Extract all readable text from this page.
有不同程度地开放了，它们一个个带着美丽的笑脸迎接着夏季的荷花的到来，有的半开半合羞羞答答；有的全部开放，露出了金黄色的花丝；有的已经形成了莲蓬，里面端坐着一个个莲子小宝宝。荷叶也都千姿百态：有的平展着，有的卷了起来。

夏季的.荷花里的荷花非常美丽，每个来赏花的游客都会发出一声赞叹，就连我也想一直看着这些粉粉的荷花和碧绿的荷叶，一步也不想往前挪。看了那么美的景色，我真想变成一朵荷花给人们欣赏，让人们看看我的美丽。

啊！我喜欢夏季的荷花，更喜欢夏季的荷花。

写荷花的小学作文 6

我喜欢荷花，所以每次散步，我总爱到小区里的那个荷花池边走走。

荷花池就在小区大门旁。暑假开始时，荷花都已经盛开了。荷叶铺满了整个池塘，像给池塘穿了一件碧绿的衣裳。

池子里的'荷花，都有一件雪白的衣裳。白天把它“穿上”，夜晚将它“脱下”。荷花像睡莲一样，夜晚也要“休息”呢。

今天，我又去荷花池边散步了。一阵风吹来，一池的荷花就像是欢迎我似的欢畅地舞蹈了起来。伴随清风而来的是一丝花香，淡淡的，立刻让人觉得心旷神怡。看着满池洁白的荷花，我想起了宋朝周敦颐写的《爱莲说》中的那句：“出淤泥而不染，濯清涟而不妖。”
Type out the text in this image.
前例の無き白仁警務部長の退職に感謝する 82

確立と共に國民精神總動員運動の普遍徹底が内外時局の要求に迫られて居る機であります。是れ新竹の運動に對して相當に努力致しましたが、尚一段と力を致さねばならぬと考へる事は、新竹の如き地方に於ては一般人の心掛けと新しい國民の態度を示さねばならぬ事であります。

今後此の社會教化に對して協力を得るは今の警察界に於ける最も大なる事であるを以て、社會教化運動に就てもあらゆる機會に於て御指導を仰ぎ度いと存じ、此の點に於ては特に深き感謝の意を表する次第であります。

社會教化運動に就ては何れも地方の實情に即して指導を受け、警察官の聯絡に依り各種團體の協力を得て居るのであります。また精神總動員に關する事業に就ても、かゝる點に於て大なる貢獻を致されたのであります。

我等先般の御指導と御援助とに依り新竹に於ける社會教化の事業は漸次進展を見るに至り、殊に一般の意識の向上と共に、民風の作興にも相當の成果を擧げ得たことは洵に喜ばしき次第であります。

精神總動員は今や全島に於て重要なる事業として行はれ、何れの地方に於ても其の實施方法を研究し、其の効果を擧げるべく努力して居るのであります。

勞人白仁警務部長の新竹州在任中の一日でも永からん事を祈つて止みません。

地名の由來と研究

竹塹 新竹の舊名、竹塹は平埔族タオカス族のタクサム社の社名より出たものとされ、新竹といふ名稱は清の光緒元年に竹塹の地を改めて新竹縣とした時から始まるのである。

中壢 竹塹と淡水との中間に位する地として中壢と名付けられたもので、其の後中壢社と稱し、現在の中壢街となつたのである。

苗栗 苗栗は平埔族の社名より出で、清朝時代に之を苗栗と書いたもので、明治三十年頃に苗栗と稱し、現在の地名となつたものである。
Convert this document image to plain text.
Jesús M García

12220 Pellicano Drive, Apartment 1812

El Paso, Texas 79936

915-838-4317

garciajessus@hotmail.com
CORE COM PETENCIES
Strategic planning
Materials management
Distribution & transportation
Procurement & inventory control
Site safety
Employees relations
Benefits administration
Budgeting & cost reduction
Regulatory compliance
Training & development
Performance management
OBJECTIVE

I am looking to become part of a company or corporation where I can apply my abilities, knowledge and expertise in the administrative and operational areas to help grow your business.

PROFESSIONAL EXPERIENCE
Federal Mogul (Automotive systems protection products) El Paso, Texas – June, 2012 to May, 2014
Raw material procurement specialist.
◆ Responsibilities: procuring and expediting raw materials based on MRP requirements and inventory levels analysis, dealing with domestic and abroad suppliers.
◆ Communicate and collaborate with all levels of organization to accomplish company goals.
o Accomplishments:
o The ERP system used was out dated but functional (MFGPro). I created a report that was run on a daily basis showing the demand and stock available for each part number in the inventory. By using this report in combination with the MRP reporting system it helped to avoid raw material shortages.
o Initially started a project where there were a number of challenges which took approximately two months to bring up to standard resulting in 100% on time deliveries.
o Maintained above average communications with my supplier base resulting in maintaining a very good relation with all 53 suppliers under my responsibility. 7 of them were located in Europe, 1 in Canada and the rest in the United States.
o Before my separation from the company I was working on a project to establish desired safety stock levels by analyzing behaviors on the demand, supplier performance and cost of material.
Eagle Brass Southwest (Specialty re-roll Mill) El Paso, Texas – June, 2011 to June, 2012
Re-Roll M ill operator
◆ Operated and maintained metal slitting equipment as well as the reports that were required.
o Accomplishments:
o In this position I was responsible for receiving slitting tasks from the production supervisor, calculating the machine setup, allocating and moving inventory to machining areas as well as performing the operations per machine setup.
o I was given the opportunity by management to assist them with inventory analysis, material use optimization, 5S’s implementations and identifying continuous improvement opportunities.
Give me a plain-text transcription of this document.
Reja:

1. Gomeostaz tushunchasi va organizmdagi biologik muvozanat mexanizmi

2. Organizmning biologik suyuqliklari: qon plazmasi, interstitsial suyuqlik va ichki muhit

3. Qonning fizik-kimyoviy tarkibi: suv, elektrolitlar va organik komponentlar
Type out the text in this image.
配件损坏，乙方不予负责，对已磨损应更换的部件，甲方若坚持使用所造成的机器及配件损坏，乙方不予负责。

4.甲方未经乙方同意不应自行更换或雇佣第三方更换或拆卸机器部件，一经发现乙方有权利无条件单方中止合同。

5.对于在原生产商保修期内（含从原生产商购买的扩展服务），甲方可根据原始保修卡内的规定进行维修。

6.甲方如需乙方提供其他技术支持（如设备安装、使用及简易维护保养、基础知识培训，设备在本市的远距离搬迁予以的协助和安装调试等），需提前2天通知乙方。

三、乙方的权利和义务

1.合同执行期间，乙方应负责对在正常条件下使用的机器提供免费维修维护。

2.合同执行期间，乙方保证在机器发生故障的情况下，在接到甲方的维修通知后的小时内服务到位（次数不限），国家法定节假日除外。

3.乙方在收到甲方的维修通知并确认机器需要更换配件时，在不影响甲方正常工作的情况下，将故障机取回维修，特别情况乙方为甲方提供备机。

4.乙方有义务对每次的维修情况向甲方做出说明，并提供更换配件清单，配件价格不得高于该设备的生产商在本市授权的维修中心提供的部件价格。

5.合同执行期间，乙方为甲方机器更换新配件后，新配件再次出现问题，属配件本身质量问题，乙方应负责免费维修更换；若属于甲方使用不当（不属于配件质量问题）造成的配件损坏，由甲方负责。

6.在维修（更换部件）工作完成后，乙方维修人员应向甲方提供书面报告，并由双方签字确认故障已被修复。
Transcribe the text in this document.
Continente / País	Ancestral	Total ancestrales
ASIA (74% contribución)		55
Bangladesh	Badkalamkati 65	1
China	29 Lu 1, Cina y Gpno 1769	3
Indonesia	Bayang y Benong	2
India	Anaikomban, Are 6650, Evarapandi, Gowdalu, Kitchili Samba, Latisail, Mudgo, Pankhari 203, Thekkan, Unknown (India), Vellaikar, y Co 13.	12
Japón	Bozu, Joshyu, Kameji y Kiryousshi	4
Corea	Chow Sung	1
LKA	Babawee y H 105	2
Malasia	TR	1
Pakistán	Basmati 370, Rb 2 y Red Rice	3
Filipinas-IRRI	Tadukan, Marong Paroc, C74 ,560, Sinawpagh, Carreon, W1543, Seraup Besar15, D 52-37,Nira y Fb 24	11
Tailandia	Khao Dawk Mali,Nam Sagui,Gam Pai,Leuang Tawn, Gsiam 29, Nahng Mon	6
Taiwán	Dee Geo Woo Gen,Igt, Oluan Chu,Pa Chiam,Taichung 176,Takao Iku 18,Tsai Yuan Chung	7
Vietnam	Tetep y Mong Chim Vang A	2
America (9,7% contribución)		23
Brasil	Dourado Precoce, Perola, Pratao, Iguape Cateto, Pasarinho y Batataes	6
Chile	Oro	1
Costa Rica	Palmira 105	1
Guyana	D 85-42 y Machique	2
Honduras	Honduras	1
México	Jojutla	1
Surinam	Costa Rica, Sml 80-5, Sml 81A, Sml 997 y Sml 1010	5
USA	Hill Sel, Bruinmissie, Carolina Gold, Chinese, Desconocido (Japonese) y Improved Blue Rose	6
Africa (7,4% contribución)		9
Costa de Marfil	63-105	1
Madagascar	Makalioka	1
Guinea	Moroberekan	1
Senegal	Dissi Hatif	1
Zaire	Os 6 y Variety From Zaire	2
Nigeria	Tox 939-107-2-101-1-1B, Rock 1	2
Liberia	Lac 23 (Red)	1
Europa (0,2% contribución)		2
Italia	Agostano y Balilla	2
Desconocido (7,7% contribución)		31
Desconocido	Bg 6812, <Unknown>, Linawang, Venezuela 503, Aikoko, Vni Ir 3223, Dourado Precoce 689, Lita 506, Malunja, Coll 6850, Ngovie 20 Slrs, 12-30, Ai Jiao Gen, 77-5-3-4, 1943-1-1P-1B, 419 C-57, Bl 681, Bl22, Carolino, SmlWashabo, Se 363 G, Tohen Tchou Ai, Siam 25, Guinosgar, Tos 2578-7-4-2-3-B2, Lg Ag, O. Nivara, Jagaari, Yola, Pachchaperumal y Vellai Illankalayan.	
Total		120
------------------------------------------------
→ Goal
How many lines in the records above hold the word "June"? Give only the number.

→ Response to the task
2